— Begin Material supplied —

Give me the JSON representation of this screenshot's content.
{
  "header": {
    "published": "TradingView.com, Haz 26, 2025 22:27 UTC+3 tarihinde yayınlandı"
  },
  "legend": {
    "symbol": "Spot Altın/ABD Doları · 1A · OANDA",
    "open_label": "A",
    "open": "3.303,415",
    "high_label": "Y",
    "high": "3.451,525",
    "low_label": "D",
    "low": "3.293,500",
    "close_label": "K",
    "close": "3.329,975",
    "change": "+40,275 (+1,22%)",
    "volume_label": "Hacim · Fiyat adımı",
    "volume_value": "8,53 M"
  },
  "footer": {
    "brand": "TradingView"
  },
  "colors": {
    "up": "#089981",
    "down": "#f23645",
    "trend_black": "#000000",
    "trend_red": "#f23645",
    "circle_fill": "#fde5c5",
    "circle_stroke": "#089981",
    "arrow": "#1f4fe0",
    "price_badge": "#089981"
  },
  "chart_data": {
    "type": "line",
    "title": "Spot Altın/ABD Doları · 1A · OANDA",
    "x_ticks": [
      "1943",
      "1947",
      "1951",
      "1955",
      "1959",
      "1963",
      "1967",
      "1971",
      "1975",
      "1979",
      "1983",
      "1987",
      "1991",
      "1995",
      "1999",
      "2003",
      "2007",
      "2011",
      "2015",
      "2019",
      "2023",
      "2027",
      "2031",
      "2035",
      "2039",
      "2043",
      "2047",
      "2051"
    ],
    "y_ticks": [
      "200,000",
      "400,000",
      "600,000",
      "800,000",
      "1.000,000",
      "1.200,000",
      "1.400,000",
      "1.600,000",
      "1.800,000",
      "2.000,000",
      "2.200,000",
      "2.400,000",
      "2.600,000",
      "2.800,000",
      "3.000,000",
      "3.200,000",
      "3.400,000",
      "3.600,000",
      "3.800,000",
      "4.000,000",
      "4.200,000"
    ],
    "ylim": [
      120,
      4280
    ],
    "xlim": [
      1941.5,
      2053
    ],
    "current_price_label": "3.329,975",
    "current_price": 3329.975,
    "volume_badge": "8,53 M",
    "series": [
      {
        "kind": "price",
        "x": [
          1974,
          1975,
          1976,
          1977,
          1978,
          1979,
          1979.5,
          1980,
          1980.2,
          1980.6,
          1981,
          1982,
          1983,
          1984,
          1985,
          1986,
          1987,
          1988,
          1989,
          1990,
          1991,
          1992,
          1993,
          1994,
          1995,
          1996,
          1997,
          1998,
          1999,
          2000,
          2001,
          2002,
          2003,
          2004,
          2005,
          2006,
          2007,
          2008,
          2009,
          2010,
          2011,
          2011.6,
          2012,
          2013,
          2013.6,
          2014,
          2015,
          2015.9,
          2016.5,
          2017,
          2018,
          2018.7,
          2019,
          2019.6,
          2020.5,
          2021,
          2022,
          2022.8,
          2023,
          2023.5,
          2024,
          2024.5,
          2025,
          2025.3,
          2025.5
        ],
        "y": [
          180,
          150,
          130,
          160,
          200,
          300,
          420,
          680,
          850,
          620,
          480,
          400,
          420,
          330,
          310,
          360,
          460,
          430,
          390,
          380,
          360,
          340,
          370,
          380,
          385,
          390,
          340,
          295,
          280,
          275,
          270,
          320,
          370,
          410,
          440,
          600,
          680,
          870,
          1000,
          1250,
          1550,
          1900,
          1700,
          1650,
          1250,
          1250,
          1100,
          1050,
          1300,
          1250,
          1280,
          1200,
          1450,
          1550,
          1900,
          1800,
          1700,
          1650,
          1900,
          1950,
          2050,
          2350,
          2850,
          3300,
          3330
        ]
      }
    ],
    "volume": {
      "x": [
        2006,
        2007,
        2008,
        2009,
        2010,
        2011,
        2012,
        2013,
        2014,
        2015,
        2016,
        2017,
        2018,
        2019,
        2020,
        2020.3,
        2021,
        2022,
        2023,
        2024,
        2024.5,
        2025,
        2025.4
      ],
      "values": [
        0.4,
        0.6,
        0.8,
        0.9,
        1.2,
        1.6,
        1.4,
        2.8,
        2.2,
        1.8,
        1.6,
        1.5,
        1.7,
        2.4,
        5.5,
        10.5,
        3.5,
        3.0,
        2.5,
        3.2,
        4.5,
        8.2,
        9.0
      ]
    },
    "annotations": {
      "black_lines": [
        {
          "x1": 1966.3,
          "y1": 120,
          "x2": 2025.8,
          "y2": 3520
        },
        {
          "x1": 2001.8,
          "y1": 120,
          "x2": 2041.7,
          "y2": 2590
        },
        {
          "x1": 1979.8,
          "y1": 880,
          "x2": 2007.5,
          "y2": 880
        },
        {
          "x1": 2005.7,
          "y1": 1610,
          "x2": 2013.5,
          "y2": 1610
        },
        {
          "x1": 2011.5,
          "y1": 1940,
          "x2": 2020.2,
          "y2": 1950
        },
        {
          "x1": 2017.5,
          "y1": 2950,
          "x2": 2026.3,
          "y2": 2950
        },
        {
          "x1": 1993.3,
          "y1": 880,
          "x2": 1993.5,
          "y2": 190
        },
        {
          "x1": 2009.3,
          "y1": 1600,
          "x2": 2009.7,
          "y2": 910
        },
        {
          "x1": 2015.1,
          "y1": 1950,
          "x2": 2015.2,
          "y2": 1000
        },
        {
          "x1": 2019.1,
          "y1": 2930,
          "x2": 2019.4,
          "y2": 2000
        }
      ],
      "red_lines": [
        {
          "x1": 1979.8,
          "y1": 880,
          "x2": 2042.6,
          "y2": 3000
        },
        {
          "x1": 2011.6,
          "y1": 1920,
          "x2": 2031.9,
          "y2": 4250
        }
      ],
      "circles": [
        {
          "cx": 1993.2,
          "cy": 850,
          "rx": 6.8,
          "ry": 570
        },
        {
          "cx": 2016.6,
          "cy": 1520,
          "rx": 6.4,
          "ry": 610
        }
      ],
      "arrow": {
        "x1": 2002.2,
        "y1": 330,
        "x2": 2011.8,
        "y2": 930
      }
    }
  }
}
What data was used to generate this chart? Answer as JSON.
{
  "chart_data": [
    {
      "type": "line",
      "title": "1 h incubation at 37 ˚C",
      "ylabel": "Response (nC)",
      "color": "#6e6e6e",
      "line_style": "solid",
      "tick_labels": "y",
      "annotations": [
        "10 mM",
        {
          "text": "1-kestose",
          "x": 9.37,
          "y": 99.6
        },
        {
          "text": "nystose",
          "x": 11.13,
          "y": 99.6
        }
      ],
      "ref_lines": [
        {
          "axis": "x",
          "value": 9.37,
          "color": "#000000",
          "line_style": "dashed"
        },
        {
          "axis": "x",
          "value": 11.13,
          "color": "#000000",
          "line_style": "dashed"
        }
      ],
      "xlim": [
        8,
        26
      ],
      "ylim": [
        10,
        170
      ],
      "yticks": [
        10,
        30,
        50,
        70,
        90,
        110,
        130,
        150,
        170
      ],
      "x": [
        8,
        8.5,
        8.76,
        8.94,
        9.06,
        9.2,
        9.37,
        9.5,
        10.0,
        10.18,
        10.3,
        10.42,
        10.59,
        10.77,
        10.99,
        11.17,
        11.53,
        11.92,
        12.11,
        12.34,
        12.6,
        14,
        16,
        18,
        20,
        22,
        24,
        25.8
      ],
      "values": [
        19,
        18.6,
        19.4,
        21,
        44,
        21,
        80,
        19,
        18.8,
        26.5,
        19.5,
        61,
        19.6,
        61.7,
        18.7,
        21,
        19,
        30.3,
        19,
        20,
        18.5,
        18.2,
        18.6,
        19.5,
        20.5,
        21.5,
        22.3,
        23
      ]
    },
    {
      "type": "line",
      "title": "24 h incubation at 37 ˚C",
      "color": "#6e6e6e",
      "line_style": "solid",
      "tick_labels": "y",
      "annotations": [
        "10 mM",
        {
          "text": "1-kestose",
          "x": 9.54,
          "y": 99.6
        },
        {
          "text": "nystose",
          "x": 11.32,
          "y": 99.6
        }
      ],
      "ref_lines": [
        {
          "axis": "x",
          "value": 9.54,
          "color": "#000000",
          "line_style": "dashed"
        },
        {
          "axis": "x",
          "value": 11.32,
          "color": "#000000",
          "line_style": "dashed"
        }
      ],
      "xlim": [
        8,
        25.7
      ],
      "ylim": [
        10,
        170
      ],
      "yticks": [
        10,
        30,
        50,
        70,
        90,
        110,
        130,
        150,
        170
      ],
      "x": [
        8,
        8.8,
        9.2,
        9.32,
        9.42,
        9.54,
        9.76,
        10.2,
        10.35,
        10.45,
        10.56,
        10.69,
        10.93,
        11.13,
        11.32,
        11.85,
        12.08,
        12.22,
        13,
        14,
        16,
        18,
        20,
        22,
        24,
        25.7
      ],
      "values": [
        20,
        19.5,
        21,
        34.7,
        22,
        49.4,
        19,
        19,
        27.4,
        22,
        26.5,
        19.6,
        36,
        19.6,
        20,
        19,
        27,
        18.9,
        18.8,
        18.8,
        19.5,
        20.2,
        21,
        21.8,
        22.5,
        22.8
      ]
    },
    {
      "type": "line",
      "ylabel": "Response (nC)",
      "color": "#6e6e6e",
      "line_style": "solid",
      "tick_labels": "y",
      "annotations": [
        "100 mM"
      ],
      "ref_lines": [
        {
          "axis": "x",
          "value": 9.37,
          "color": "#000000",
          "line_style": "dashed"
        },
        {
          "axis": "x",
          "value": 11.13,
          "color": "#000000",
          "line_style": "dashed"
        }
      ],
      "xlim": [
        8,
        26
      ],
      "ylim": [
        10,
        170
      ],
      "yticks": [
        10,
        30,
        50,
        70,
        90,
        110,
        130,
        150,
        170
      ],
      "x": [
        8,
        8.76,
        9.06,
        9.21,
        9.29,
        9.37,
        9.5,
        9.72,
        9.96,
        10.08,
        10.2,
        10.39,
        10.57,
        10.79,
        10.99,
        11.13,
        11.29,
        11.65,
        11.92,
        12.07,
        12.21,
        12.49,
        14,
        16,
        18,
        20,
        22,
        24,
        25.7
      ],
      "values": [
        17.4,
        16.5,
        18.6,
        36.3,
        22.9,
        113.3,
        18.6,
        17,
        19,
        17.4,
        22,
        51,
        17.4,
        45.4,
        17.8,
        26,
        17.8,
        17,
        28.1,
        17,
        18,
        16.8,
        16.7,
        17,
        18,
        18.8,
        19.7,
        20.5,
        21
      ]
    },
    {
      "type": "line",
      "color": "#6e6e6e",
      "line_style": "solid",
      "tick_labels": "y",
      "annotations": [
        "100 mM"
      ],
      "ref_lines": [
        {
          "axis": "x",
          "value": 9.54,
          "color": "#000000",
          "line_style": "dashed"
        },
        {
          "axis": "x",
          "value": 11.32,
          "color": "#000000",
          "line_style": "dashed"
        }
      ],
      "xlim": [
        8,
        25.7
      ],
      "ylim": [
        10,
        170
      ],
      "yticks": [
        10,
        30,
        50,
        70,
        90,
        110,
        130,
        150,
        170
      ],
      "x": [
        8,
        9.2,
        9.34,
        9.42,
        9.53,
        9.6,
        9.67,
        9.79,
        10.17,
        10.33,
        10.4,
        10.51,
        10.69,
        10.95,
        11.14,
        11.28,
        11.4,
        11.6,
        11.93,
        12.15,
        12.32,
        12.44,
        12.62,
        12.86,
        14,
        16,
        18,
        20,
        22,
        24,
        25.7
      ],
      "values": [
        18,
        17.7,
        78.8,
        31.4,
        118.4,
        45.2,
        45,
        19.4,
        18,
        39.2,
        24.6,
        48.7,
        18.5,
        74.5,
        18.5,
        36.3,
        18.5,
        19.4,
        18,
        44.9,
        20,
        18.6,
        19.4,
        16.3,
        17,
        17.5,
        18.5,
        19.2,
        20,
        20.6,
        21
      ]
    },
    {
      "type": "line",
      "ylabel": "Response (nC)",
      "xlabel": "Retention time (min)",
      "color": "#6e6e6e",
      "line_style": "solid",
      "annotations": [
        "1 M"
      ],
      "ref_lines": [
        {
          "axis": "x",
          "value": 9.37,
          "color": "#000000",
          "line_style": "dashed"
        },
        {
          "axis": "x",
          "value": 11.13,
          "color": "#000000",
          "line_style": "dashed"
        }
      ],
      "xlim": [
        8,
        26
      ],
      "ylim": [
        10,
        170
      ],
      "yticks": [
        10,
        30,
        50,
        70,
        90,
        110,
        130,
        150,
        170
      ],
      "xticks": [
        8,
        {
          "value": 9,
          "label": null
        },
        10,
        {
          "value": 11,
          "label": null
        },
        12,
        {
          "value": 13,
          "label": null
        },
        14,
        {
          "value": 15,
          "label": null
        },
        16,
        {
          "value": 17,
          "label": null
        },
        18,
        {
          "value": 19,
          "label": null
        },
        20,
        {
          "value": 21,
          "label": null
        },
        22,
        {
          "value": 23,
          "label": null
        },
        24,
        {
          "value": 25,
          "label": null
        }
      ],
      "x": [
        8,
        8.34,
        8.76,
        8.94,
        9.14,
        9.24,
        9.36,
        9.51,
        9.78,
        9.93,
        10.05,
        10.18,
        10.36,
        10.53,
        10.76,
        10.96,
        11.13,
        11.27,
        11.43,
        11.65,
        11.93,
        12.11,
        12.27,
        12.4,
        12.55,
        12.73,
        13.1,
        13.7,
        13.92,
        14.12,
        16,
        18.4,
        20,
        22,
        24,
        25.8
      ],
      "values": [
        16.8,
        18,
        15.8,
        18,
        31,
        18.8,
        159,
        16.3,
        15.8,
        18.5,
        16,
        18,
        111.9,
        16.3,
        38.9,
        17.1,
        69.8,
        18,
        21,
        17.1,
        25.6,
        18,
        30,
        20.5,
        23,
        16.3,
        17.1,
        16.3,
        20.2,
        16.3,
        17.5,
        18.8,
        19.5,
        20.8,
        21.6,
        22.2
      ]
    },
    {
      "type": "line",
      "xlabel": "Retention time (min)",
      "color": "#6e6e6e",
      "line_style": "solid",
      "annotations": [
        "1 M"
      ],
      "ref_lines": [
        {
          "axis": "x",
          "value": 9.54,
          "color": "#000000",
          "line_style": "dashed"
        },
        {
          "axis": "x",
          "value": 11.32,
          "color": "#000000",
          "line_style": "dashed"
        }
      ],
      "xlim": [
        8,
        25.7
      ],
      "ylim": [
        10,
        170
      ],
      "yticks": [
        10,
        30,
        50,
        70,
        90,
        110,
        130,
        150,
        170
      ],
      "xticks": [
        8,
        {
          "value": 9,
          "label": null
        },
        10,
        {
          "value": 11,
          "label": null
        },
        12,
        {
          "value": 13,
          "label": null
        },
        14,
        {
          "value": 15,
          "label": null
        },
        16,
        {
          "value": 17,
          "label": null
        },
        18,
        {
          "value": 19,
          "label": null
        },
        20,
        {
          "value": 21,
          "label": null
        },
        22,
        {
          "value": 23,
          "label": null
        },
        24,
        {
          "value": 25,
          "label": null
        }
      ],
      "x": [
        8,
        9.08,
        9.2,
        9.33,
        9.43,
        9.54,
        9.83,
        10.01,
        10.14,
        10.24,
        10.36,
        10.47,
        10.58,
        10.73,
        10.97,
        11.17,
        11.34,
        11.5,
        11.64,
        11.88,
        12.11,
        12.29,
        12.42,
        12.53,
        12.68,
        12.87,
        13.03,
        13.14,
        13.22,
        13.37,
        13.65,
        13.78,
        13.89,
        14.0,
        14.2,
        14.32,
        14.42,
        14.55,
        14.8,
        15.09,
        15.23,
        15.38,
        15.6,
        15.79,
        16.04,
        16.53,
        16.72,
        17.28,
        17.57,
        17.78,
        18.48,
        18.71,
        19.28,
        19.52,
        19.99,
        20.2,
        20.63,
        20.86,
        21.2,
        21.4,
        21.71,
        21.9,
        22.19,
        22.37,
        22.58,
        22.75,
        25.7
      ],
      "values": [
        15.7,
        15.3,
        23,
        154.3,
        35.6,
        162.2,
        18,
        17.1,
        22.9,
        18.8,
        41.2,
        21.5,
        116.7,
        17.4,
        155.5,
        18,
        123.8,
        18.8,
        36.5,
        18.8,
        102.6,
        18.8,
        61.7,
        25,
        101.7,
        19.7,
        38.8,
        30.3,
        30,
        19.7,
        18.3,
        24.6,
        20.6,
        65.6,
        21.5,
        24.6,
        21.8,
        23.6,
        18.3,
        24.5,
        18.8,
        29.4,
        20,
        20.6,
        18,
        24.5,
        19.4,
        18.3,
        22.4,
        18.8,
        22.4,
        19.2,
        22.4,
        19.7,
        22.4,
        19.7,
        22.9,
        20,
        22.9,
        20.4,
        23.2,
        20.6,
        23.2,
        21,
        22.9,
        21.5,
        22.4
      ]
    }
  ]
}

— End Material supplied —

Work to do:
Tally up the lines in the records that contain the word "TradingView" and give only the total.

Written answer:
2